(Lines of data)
---------------
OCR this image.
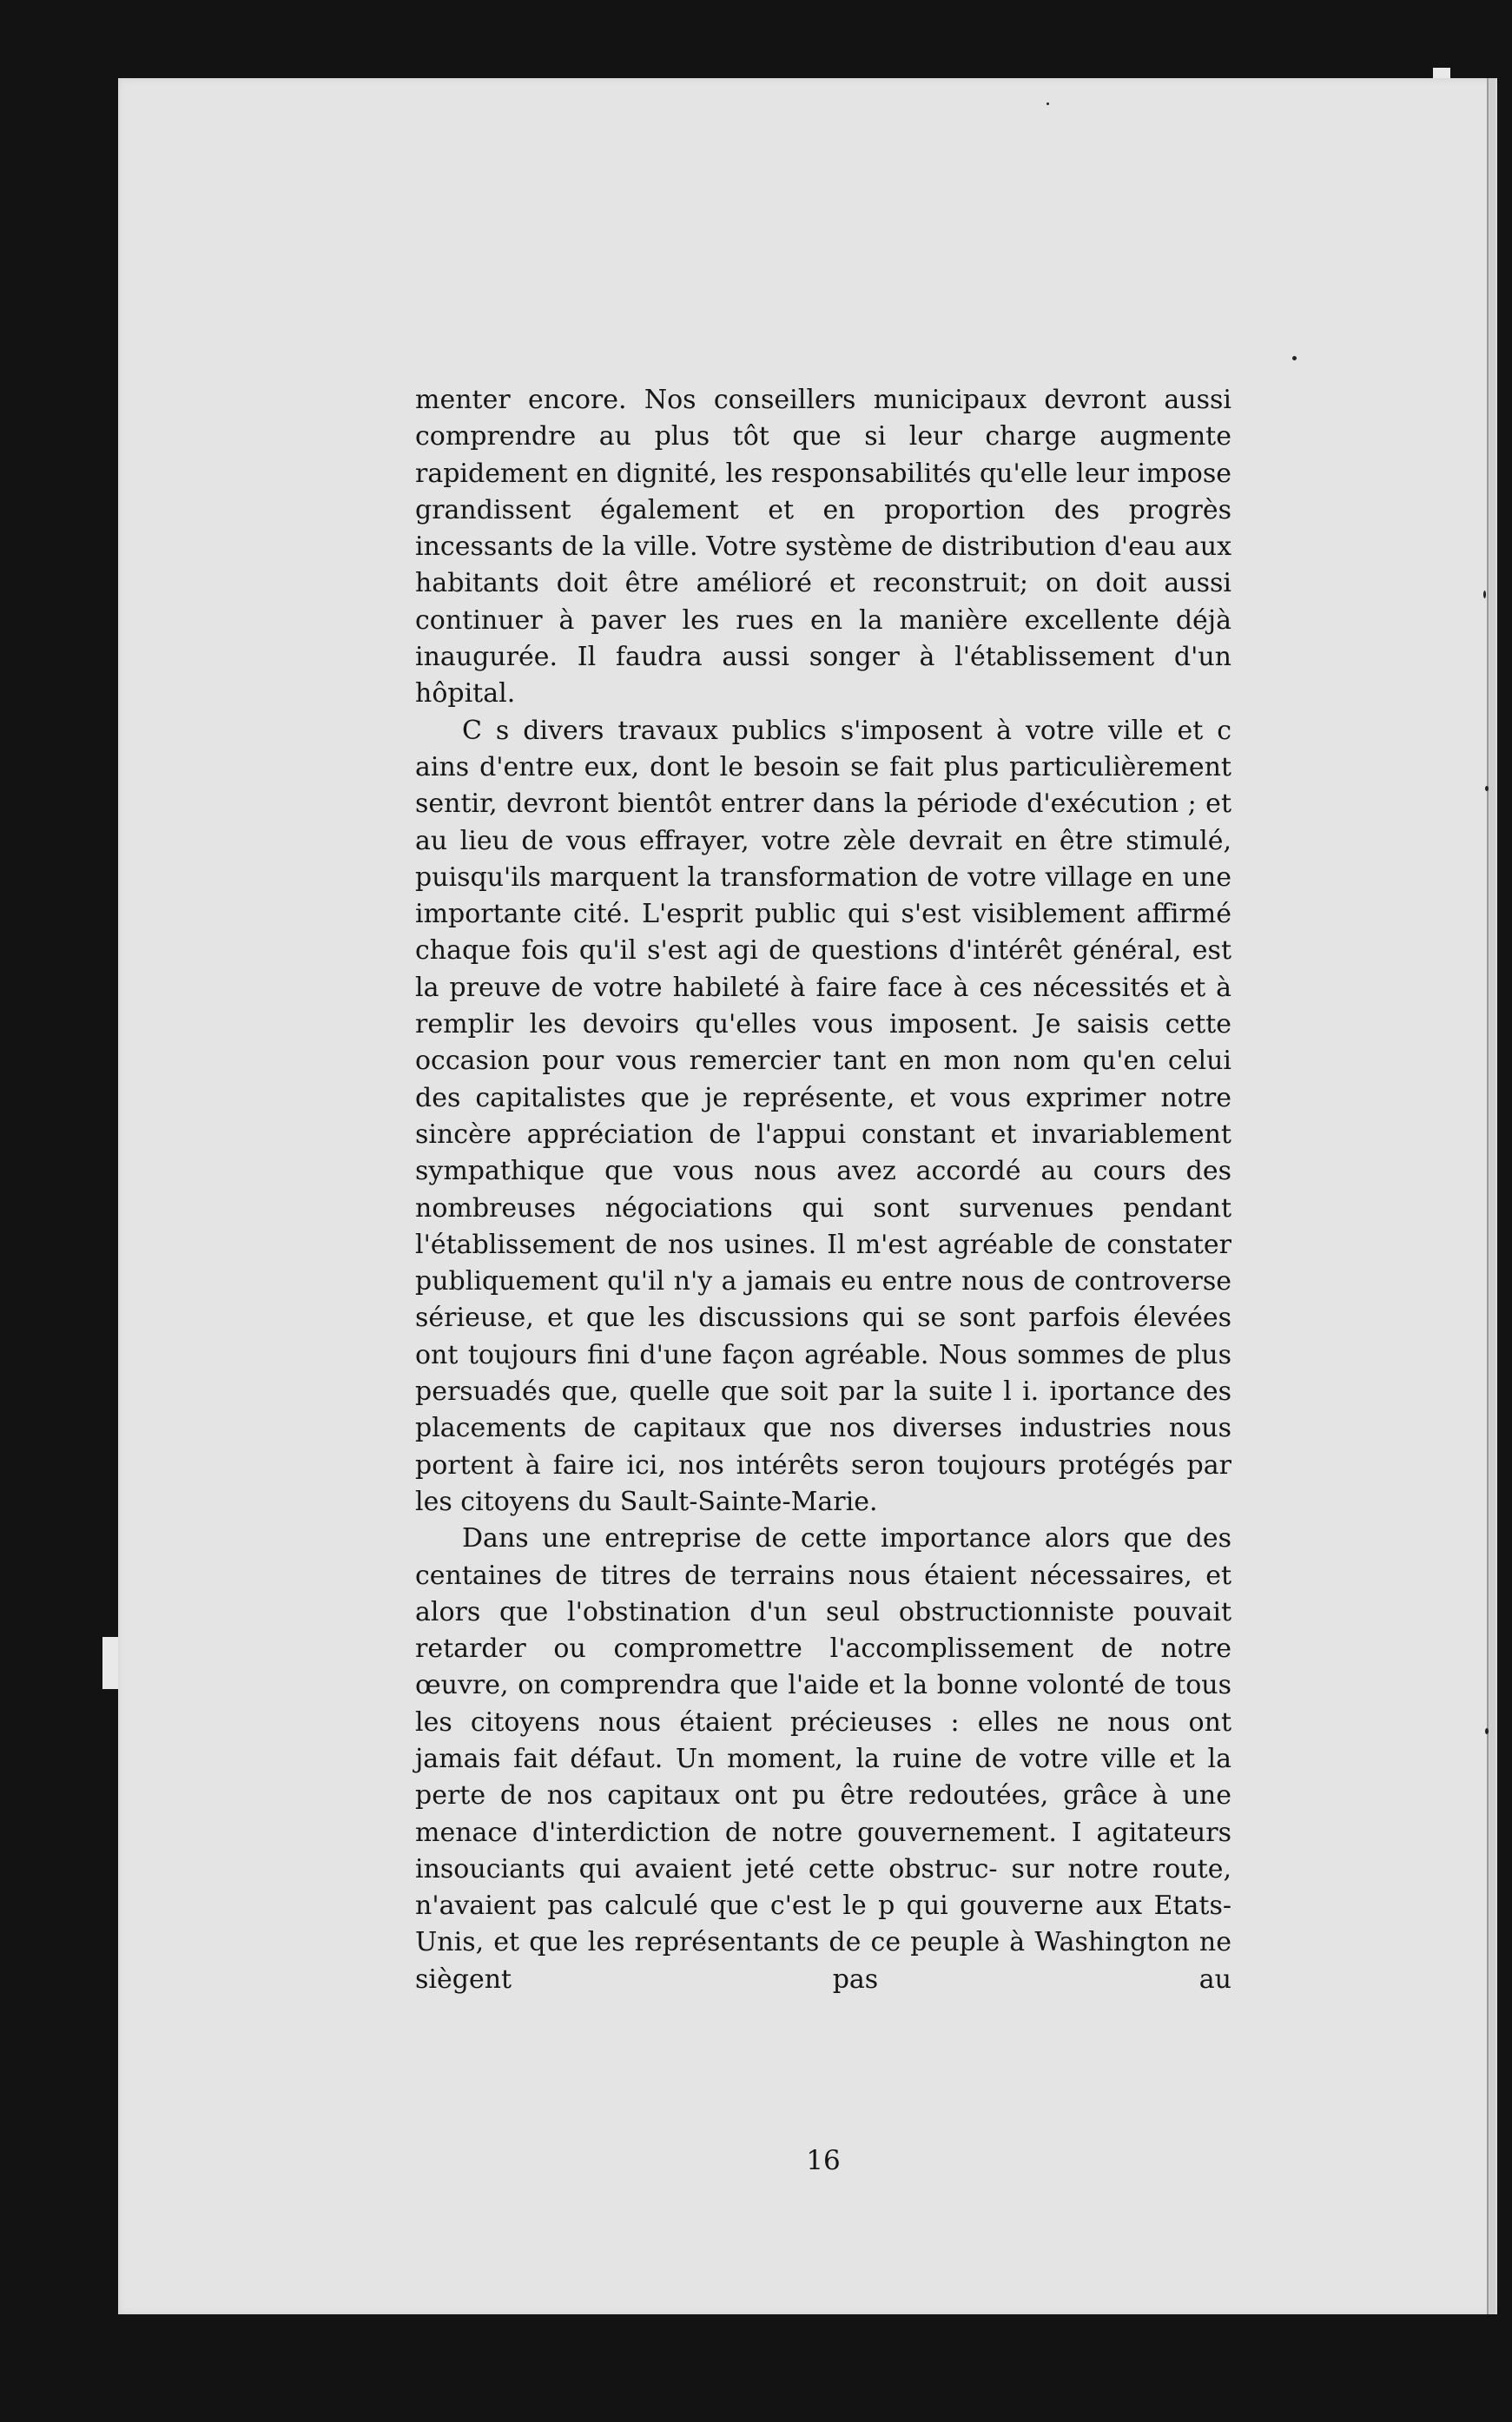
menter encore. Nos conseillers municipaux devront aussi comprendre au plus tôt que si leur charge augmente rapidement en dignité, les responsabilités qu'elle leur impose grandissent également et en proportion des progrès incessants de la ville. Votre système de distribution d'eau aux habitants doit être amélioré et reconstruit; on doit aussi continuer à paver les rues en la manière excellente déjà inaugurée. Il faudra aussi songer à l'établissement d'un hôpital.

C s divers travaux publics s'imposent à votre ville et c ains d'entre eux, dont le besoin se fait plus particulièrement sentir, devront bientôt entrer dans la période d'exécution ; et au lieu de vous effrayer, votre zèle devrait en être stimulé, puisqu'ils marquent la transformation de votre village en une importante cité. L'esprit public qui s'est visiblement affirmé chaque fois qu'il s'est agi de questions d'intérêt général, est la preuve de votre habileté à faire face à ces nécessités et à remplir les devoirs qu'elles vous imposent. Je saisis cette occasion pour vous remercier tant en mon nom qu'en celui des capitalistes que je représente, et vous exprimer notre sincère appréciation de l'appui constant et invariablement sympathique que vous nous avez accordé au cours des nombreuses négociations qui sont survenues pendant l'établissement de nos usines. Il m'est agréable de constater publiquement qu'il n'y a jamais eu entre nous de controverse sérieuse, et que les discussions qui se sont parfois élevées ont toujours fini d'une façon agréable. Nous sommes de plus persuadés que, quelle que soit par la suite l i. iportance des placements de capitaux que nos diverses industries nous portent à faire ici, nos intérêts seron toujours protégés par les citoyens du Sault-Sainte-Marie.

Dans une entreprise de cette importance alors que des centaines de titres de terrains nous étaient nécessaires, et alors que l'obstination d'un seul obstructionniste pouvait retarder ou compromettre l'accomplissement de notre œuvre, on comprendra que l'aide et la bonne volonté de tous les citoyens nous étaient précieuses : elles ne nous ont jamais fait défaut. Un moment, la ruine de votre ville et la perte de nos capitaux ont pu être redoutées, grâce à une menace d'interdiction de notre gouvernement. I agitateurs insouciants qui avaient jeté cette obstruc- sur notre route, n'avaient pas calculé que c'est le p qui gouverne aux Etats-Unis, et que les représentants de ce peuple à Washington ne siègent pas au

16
---------------
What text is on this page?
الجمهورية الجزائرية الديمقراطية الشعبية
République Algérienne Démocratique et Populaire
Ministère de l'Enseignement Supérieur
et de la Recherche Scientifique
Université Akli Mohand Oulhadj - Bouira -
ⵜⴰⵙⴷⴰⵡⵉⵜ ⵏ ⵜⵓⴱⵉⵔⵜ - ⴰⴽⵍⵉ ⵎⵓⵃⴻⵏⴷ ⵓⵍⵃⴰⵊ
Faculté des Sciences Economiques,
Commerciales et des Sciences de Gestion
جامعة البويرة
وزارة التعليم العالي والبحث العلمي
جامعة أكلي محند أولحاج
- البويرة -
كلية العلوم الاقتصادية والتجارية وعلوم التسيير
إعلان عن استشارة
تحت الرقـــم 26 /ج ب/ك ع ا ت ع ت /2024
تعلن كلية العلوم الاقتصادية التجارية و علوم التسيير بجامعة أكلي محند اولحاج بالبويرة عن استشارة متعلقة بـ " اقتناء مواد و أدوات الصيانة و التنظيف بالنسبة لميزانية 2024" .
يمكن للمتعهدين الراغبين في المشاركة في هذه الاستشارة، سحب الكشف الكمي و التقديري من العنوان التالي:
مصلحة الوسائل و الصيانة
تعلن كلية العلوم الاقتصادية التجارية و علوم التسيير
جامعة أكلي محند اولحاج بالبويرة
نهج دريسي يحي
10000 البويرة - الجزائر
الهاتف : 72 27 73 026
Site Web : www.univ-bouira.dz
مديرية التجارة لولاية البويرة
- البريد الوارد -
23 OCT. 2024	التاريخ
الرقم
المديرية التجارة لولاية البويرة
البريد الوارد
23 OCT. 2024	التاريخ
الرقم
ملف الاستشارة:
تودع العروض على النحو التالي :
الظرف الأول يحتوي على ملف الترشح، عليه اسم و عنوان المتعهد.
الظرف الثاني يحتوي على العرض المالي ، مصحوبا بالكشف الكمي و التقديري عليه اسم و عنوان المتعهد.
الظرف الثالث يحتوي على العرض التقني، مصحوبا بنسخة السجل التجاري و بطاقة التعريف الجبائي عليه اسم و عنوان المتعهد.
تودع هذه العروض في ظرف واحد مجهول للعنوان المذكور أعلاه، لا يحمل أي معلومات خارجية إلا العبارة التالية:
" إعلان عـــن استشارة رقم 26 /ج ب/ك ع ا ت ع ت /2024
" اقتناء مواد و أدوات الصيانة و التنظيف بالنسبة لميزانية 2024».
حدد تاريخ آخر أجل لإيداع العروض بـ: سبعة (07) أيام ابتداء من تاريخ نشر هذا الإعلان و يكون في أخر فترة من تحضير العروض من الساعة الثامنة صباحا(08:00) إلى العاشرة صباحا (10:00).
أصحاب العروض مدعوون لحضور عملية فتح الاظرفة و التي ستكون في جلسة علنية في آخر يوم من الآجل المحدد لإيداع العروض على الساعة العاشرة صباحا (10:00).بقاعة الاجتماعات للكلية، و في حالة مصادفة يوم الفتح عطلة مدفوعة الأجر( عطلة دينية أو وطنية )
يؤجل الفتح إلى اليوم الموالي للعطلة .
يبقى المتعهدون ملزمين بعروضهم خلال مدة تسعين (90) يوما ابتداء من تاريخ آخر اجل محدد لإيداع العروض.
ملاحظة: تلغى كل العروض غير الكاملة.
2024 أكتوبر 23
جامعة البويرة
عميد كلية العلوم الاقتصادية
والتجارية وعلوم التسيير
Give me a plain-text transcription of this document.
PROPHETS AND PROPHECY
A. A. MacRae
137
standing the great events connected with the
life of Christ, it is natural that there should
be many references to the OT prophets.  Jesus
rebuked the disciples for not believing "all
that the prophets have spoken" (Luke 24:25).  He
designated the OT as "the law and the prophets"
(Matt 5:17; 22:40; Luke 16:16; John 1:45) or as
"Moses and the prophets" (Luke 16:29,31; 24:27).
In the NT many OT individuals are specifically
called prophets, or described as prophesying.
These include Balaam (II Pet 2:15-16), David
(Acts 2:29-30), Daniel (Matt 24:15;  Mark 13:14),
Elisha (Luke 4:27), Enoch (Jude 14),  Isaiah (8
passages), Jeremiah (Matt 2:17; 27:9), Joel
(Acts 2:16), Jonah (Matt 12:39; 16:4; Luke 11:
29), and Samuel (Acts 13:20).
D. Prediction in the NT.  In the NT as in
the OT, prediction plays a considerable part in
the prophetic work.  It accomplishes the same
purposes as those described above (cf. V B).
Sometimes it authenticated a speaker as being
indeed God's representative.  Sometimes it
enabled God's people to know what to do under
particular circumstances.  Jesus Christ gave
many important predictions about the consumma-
---------------
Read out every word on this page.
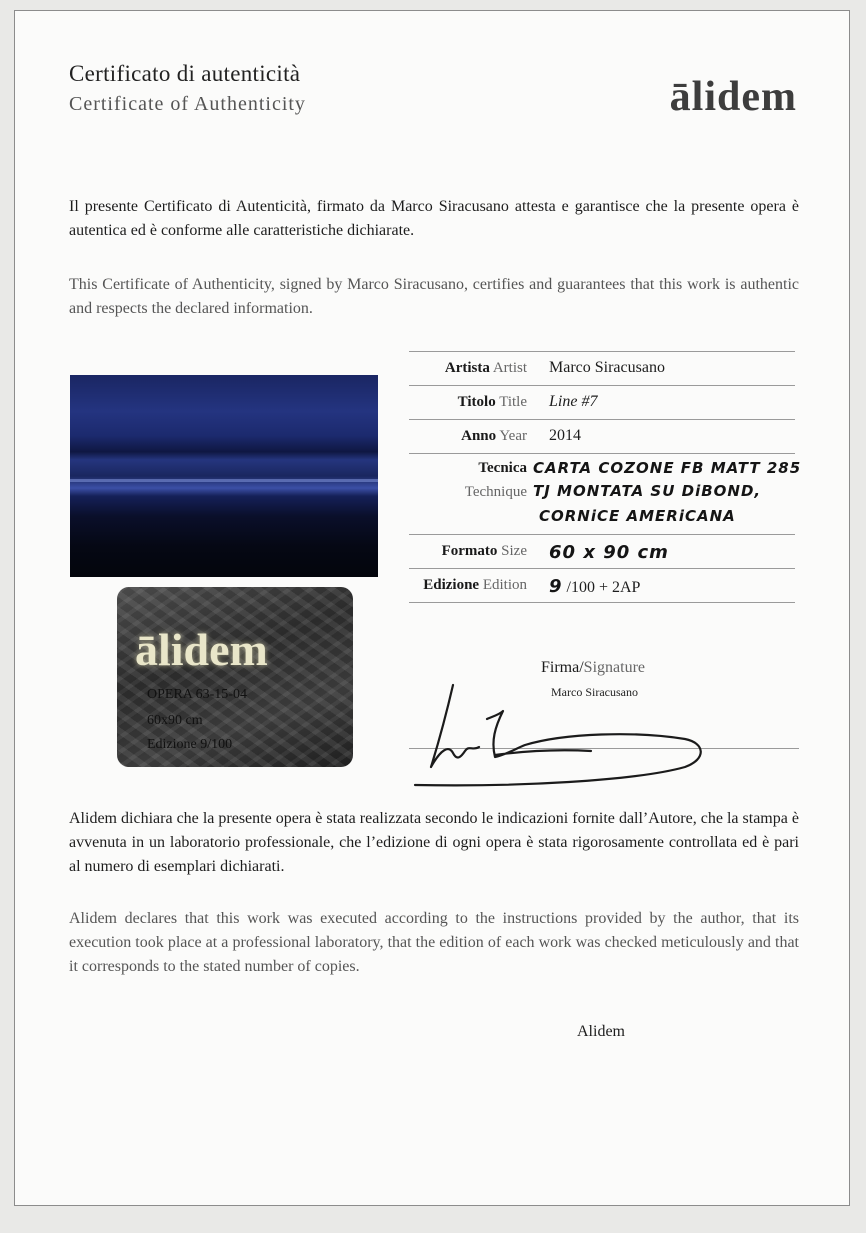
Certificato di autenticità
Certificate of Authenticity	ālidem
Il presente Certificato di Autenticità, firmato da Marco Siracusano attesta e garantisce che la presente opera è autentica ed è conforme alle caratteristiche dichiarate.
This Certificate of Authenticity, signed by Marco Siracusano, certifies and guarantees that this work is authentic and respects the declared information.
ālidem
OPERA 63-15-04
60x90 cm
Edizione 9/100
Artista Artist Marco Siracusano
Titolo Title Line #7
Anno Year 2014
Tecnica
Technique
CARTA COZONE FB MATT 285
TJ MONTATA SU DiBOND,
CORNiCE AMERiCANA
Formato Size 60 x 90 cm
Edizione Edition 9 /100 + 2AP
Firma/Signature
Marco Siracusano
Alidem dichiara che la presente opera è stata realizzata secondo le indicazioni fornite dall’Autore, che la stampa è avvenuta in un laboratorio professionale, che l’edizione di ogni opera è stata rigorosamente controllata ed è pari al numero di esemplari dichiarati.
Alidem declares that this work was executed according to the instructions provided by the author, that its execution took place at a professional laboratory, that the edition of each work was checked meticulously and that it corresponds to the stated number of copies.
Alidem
---------------
§ TASK PROMPT
Go through the material and select each line with the string "ālidem" in it.

§ CORRECT ANSWER
Certificate of Authenticity	ālidem
ālidem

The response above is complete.